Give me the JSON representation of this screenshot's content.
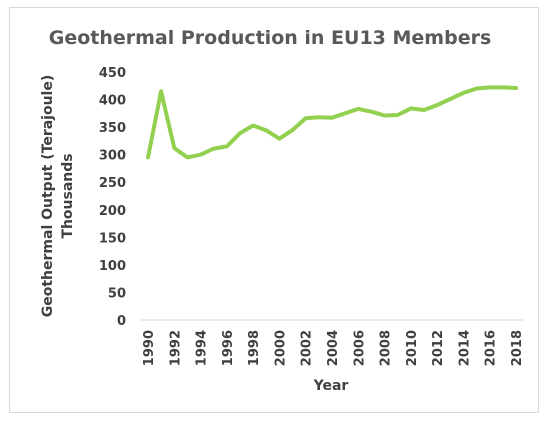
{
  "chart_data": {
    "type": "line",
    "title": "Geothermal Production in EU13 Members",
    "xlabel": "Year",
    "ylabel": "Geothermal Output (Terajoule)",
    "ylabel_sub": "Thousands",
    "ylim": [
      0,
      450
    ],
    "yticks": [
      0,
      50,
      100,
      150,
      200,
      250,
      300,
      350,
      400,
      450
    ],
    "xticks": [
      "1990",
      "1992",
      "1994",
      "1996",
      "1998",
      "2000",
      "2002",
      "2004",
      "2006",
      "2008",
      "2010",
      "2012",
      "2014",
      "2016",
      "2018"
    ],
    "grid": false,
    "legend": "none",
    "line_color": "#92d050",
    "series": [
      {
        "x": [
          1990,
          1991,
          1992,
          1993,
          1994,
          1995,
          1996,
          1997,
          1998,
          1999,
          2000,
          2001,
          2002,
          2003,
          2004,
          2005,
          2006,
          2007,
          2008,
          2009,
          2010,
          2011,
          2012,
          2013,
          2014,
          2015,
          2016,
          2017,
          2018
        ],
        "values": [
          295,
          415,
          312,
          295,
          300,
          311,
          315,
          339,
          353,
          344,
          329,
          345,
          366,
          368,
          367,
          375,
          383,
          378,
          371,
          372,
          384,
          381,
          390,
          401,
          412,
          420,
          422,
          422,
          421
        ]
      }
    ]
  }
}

━━━━━━━━━━━━━━━━━━━━━━━━━━━━━━

REQUEST: Check each line above for "Geothermal" and return the ones that have it.

REPLY TO THE EXERCISE:
    "title": "Geothermal Production in EU13 Members",
    "ylabel": "Geothermal Output (Terajoule)",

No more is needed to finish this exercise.